§ **課題文**:
== == ==

2025-11-12 カリフォルニア大学バークレー校 (UCB)
<関連情報>
- https://ls.berkeley.edu/news/uc-berkeley-and-project-ceti-study-shows-sperm-whales-communicate-ways-similar-humans
- https://direct.mit.edu/opmi/article/doi/10.1162/OPMI.a.252/133906/Vowel-and-Diphthong-Like-Spectral-Patterns-in
マッコウクジラのコーダにおける母音および二重母音様スペクトルパターン Vowel- and Diphthong-Like Spectral Patterns in Sperm Whale Codas
Gašper Beguš,Ronald L. Sprouse,Andrej Leban,Miles Silva,Shane Gero
Open Mind November 02 2025
DOI:https://doi.org/10.1162/OPMI.a.252

Abstract
The sperm whale communication system, consisting of groups of clicks called codas, has been primarily analyzed in terms of the number of clicks and their inter-click timing. This paper reports spectral properties in sperm whale vocalizations and demonstrates that spectral properties are highly structured, discretely distributed across codas, and uttered in dialogues, rather than being a physical artefact of whale movement. We report formant structure in whale codas and uncover previously unobserved spectral patterns. We argue that these spectral properties freely combine with the traditionally analyzed properties. We present a visualization technique that allows the description of several previously unobserved patterns. Codas are on many levels analogous to human vowels and diphthongs and can be conceptualized in terms of the source-filter theory: vowel duration and pitch correspond to the number of clicks and their timing (traditional coda types), while spectral properties of clicks correspond to formants in human vowels. We identify two recurrent and discrete coda-level spectral patterns that appear across individual sperm whales and across traditional coda types: the a– and i-coda vowels. We also report that sperm whales have diphthongal patterns on individual codas: with rising, falling, rising-falling and falling-rising formant patterns observed. These uncovered patterns suggest that spectral properties have the potential to add to the communicative complexity of codas independent of the traditionally analyzed properties and add a new dimension to the study of a cetacean communication system.

== == ==

データセットのレコード:
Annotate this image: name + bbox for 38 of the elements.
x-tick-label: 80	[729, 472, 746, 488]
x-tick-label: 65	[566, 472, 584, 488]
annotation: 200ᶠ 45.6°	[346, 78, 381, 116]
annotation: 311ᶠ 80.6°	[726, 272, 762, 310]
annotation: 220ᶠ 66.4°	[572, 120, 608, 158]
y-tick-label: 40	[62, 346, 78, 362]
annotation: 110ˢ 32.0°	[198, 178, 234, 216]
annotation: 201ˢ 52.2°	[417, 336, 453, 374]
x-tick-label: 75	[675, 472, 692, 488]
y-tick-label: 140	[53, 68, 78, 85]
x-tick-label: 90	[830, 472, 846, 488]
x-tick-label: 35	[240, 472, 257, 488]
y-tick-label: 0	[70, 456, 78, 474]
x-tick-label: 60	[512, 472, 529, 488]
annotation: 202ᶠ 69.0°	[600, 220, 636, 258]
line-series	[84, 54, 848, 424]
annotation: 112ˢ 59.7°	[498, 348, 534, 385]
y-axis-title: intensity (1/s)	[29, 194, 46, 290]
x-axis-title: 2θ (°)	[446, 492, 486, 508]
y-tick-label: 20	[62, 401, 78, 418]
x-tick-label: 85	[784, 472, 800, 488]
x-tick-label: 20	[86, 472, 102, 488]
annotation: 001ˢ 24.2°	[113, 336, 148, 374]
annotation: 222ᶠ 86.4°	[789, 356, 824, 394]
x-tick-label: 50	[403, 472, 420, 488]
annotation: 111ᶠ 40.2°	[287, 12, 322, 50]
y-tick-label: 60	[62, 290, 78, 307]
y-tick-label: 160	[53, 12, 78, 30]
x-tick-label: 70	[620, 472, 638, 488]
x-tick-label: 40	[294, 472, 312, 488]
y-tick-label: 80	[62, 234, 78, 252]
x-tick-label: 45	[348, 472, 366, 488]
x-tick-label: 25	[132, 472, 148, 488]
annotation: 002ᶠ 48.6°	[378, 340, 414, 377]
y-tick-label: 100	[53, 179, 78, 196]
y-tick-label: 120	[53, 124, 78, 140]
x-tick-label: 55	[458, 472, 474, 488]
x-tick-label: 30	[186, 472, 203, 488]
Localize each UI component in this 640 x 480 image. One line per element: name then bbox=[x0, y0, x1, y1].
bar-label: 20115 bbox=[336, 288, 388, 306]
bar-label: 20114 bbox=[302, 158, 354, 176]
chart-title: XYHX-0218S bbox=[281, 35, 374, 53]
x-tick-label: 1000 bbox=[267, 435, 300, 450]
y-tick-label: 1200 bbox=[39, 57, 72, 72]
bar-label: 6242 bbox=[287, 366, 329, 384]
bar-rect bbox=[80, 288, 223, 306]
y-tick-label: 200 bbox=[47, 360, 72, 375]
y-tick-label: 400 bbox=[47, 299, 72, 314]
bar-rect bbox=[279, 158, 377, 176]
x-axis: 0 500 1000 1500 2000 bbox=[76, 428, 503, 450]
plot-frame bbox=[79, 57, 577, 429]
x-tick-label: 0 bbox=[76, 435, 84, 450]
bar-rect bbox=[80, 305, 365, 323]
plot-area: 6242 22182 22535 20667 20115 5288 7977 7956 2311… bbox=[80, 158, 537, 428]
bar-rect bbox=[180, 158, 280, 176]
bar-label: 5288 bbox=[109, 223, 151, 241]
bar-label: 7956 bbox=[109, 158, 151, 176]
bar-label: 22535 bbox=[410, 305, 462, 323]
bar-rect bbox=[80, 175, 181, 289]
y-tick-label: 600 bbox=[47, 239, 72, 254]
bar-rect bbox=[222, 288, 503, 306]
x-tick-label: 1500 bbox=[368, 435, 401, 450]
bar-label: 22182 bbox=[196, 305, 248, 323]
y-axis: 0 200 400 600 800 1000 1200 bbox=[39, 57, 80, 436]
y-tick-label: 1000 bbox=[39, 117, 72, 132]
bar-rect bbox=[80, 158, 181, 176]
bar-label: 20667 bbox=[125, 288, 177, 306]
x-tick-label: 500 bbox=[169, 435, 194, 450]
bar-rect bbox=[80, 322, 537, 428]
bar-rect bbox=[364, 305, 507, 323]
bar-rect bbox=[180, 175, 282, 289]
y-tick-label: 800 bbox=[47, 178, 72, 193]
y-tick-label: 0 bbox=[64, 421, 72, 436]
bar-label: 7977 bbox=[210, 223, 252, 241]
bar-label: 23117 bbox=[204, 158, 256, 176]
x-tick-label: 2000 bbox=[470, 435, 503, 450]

== == ==

§ **設問**:
(A) 課題文では、個々のマッコウクジラにも従来のコーダ類型にもまたがって繰り返し現れる、2つの離散的なコーダ単位のスペクトルパターンを何と呼んでいますか？
(B) 課題文で、マッコウクジラの個々のコーダに観察されたと報告されている二重母音的なフォルマントのパターンには何がありますか？すべて挙げてください。

§ **解答**:
(A) a-コーダ母音とi-コーダ母音です。

(B) 上昇型、下降型、上昇・下降型、下降・上昇型